(Extracted data entries)

============================================================

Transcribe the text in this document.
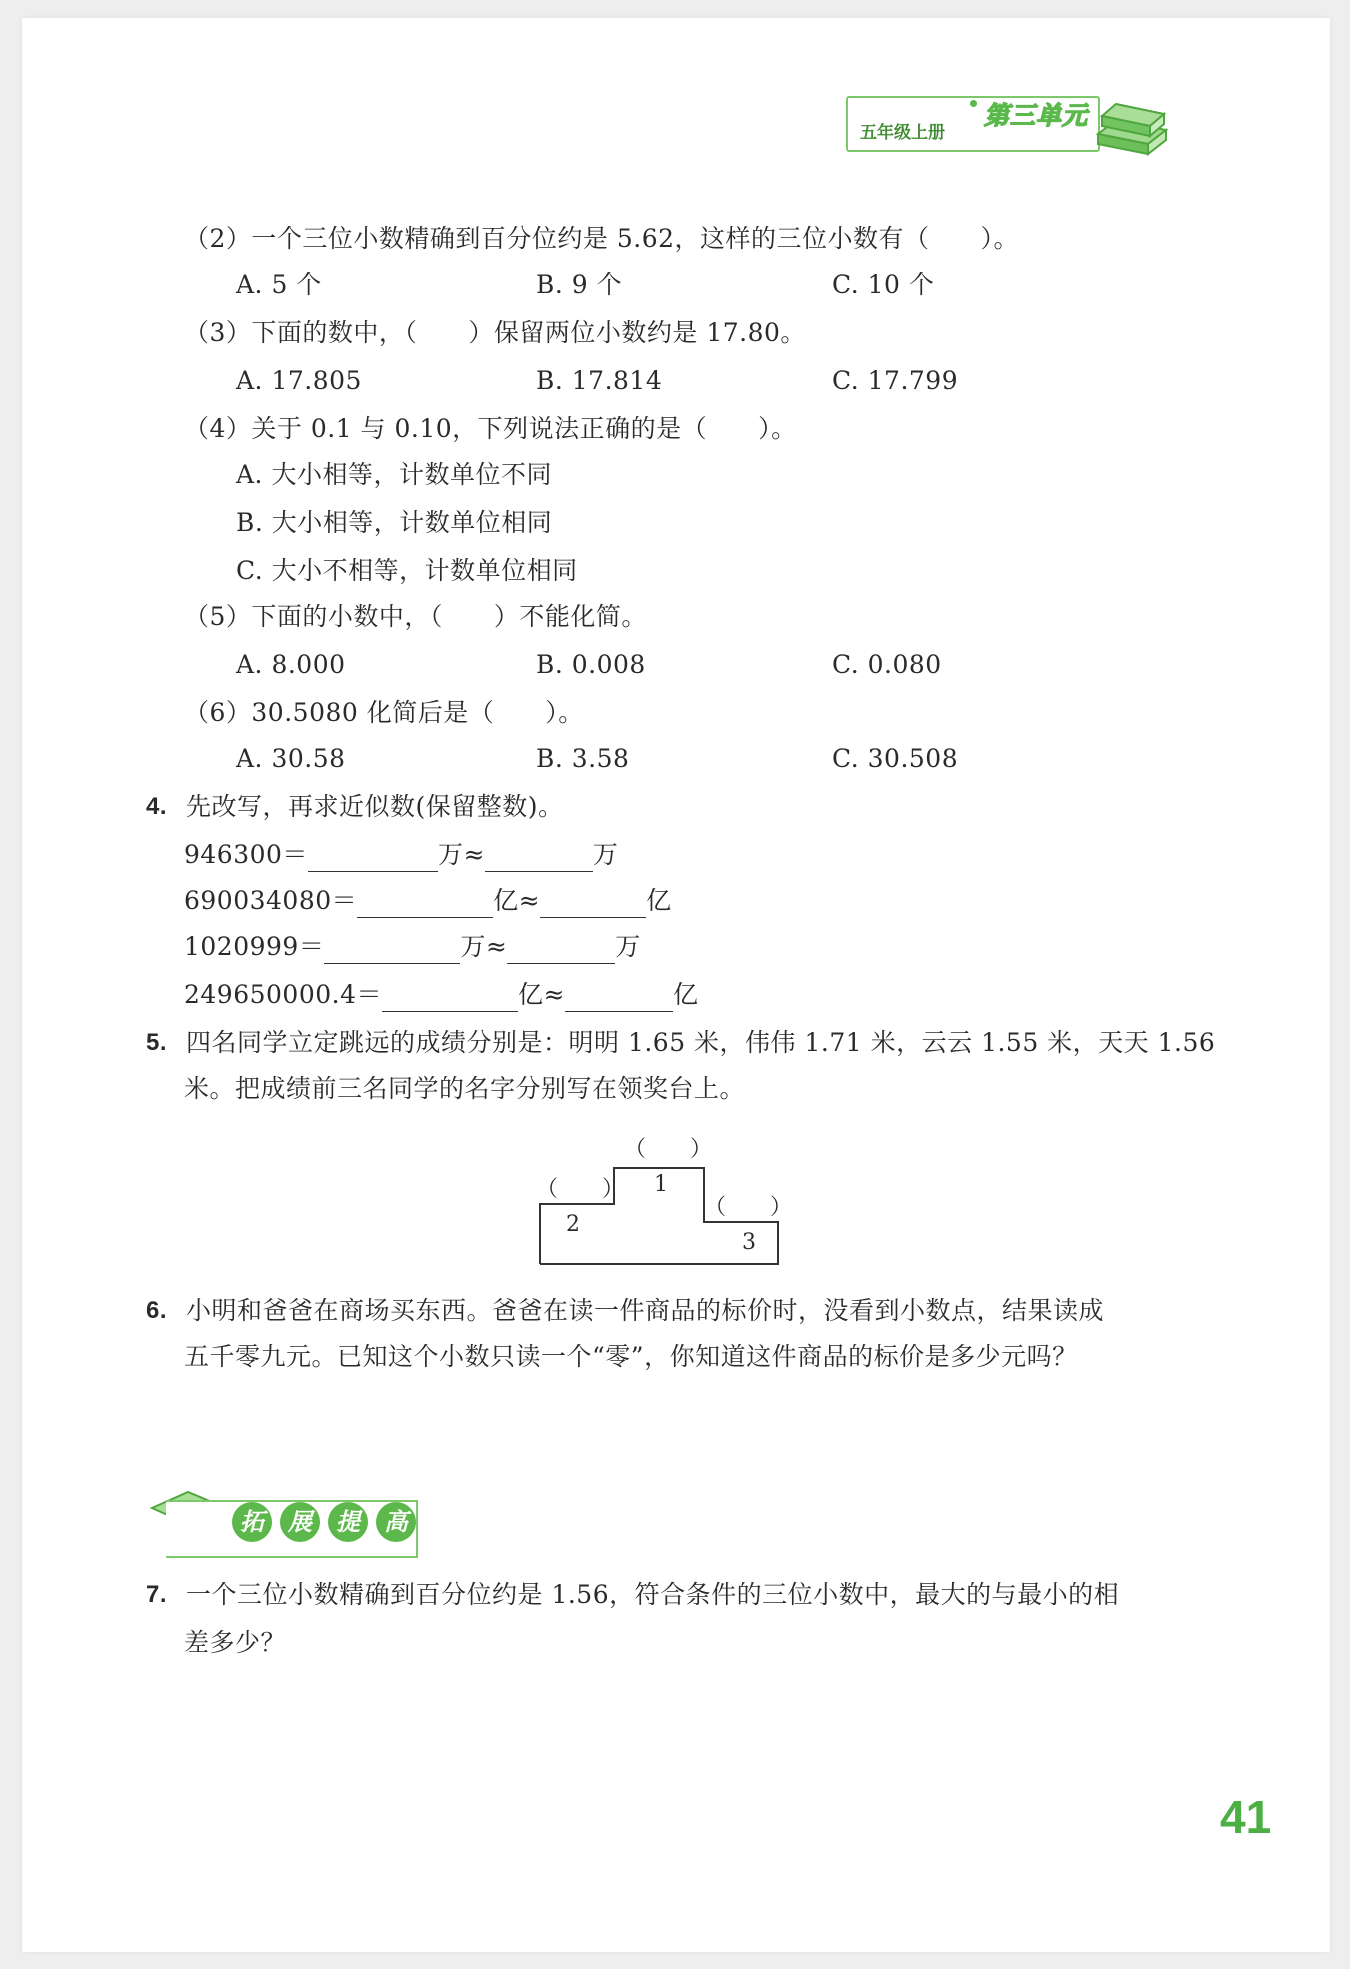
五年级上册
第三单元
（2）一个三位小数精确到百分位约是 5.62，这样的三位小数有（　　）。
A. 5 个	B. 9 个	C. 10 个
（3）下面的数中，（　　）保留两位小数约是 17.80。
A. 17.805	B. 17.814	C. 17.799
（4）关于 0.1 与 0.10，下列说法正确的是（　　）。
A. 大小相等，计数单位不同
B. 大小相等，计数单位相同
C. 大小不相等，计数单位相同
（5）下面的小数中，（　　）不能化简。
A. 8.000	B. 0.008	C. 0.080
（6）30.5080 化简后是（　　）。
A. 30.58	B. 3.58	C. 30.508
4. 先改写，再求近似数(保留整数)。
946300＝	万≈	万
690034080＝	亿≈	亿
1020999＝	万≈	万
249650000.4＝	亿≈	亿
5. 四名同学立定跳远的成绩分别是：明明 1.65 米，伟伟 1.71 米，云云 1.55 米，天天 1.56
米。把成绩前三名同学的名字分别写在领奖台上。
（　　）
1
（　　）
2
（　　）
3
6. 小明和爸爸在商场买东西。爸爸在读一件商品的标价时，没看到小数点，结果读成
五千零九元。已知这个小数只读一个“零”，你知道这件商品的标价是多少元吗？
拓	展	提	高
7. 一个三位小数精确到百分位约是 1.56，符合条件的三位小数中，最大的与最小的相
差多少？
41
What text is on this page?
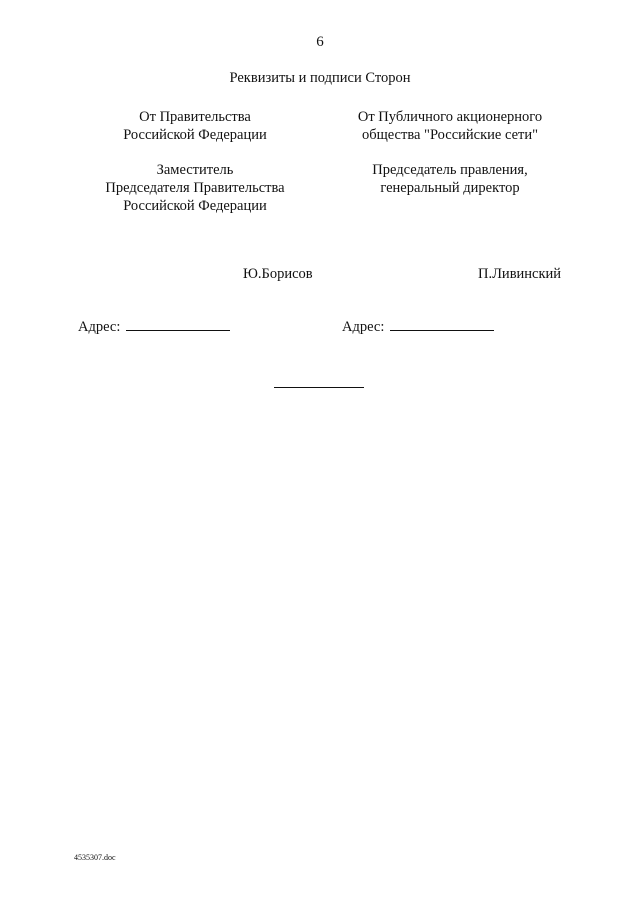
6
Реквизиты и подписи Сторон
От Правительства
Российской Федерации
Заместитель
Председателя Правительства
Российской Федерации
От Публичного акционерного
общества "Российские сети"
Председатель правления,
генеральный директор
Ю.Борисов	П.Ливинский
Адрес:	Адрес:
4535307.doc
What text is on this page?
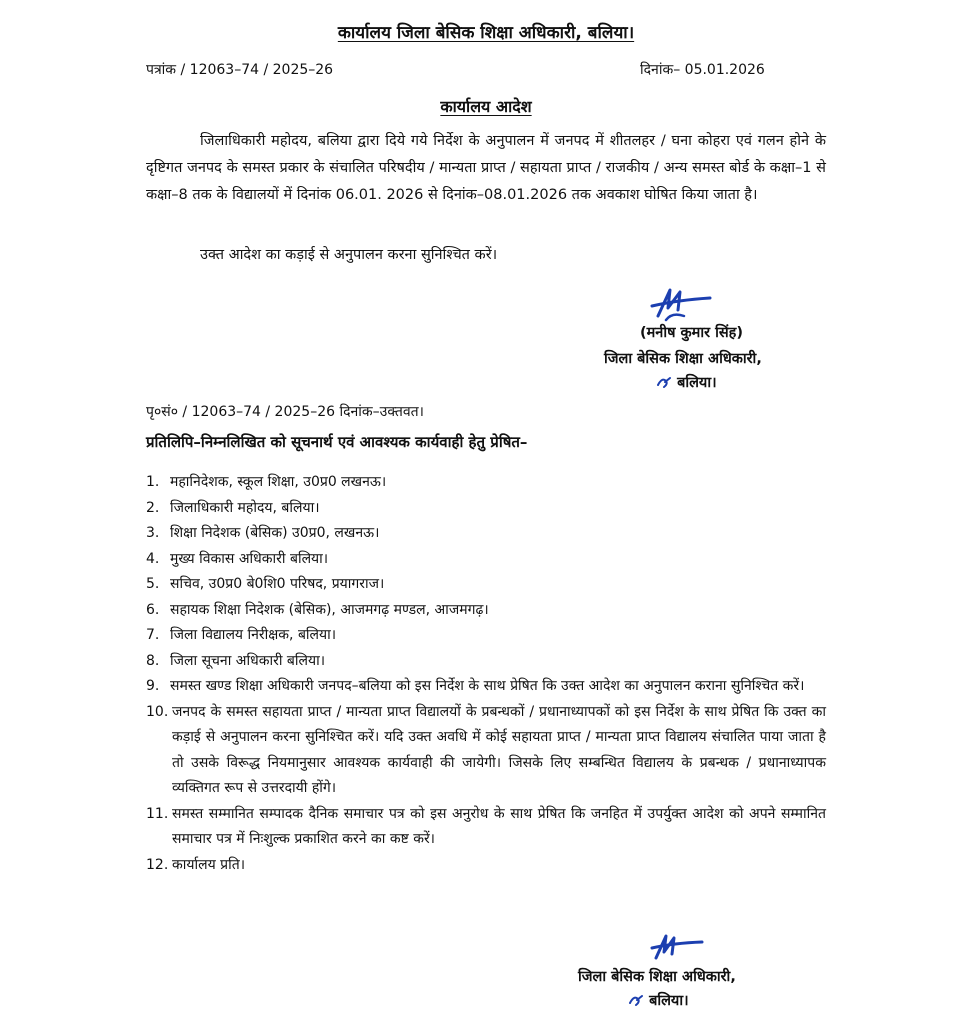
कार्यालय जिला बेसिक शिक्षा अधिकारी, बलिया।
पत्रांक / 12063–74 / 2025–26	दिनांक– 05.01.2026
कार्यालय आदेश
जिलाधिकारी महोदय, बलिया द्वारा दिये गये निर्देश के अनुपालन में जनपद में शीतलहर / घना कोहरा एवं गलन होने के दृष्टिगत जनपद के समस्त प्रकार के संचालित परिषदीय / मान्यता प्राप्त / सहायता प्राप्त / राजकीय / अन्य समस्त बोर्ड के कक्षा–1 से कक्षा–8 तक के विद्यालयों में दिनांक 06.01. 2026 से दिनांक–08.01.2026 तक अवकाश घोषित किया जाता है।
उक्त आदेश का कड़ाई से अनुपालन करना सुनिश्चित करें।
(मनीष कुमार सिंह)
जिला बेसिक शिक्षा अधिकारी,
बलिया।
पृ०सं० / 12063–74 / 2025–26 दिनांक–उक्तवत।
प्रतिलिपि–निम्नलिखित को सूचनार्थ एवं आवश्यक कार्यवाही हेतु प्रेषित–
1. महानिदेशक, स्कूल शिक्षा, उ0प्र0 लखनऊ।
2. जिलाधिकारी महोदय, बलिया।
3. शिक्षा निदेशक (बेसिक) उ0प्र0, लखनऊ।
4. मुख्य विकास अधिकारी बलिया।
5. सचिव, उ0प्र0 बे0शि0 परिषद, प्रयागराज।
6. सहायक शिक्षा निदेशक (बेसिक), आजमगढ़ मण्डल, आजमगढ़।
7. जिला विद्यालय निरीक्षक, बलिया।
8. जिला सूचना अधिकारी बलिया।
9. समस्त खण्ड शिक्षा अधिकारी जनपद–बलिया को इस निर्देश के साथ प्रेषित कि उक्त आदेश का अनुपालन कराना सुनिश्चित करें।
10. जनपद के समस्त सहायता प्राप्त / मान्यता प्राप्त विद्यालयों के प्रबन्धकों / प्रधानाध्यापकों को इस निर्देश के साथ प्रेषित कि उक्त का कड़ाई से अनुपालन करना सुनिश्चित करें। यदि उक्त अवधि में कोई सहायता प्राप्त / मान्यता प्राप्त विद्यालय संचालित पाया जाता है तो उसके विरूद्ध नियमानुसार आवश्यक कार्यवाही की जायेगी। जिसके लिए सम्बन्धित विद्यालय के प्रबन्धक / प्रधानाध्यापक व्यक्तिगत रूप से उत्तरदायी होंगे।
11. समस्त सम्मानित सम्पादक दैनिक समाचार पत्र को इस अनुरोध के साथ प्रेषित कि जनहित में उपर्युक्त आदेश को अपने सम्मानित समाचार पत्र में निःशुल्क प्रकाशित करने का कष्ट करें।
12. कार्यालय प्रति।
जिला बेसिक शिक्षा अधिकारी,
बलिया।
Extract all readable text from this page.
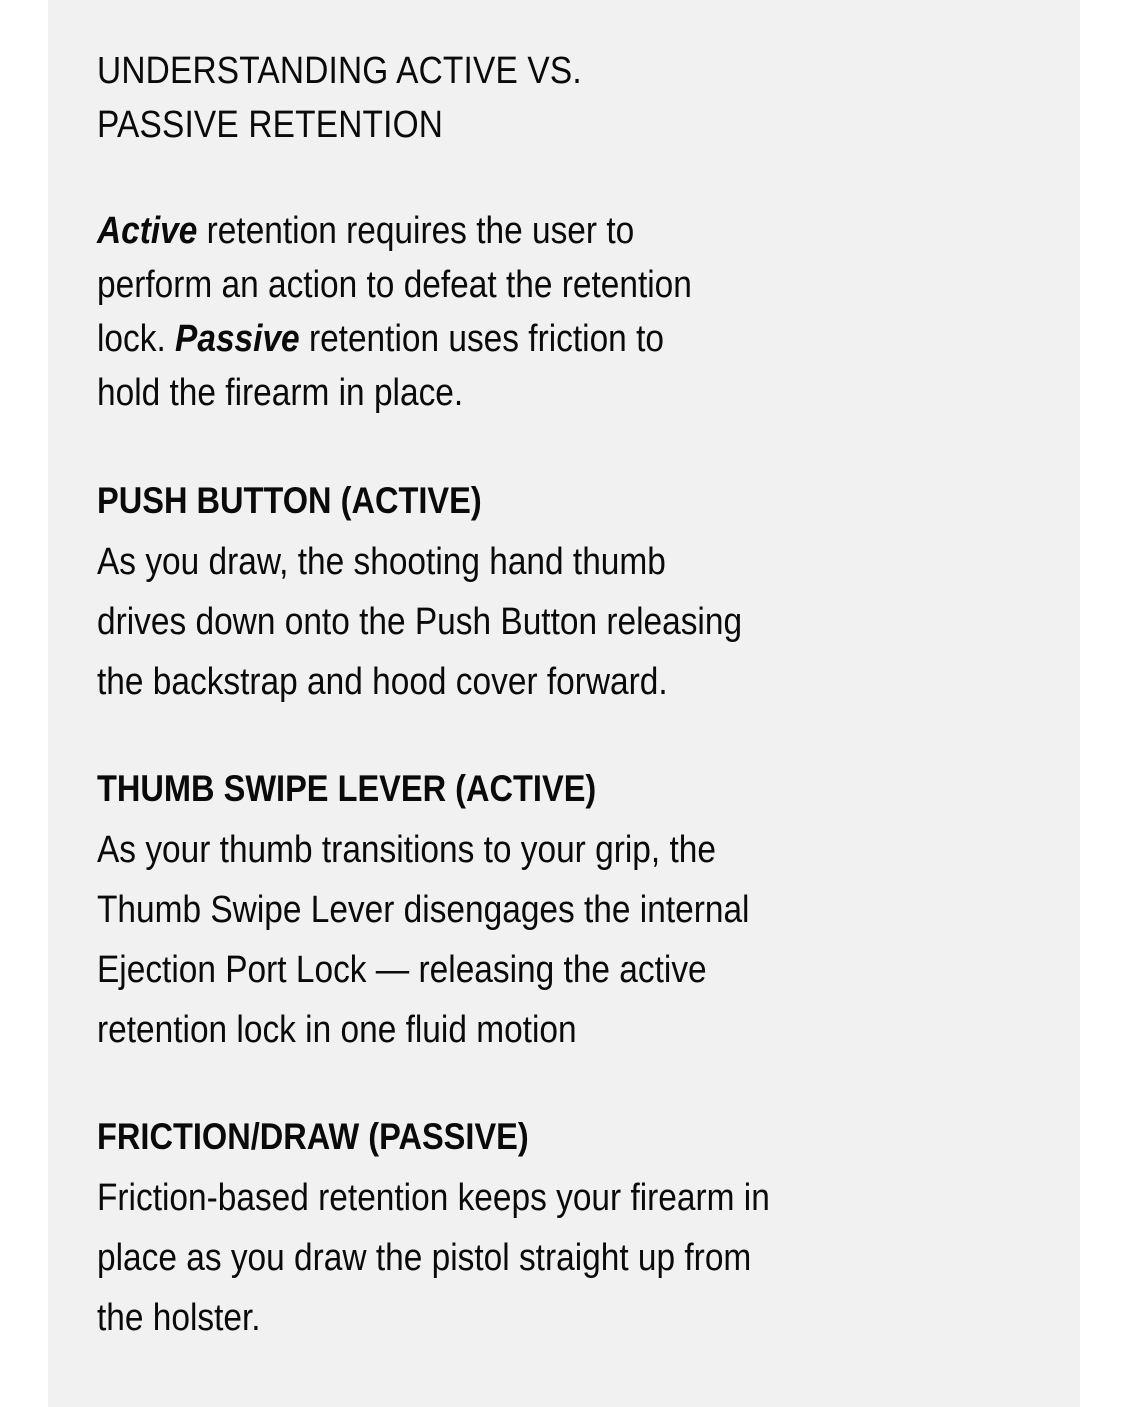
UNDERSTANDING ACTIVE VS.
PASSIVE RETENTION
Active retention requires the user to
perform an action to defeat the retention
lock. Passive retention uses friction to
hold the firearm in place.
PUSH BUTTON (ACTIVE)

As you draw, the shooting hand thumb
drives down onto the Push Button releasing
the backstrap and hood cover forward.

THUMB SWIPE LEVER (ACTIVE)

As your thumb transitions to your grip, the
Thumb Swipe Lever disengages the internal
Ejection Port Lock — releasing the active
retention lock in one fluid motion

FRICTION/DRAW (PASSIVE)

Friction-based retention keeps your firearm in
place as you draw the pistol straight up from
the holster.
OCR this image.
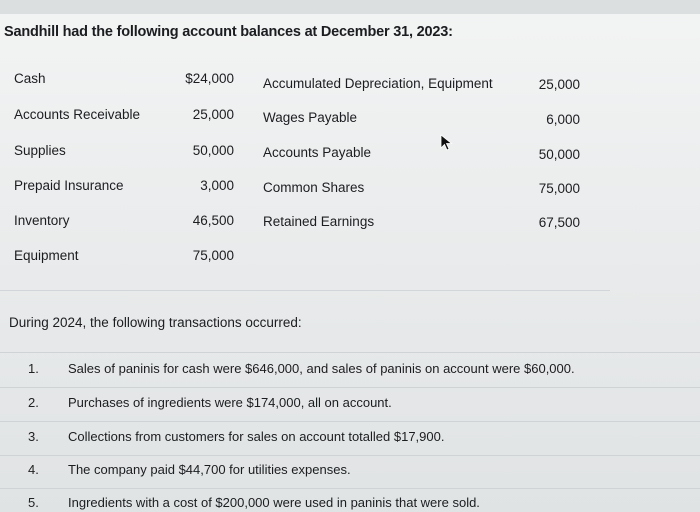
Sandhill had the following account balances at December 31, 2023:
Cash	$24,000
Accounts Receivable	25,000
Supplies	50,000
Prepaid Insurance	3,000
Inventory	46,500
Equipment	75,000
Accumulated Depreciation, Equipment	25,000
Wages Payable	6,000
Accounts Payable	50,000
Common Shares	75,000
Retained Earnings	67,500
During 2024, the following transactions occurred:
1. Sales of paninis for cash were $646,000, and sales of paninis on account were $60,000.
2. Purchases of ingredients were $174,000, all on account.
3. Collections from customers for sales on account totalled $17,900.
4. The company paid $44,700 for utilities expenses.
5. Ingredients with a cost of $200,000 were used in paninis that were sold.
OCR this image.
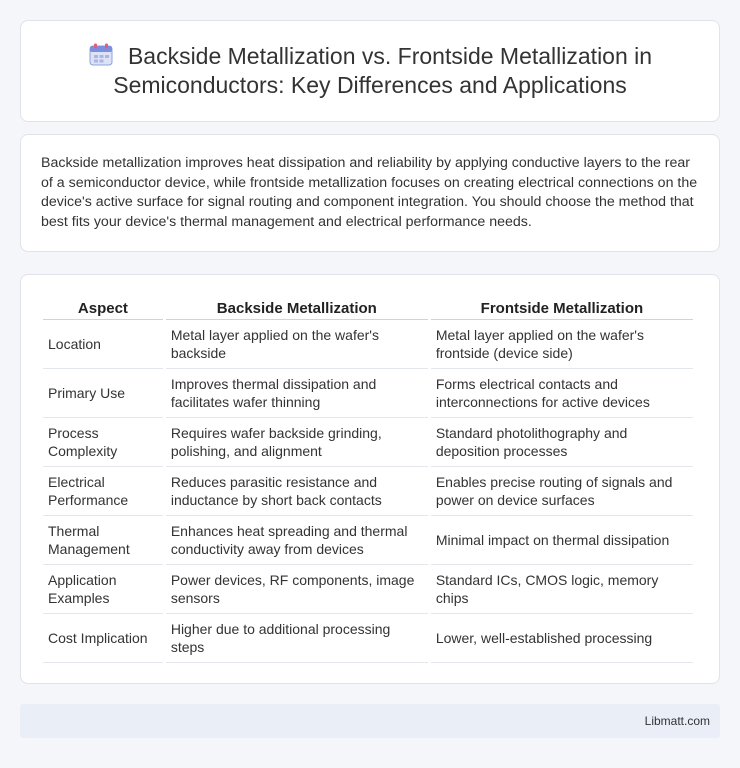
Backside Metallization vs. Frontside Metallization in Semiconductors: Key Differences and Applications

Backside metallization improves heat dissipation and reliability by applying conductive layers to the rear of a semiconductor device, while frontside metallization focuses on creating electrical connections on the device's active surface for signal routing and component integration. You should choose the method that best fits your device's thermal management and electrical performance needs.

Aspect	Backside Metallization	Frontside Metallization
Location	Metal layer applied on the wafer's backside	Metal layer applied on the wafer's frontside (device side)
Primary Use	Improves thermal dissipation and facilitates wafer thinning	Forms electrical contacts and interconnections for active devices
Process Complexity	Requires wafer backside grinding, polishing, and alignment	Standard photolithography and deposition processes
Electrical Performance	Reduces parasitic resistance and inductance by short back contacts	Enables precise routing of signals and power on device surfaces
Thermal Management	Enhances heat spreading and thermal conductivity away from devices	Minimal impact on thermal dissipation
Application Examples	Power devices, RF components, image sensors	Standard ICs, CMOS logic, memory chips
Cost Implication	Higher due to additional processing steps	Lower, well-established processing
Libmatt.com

============================================================

• EXERCISE PROMPT: Which lines in the data above contain "Правительства"? Show each one.

• ANSWER TO THIS EXERCISE:
От Правительства
Председателя Правительства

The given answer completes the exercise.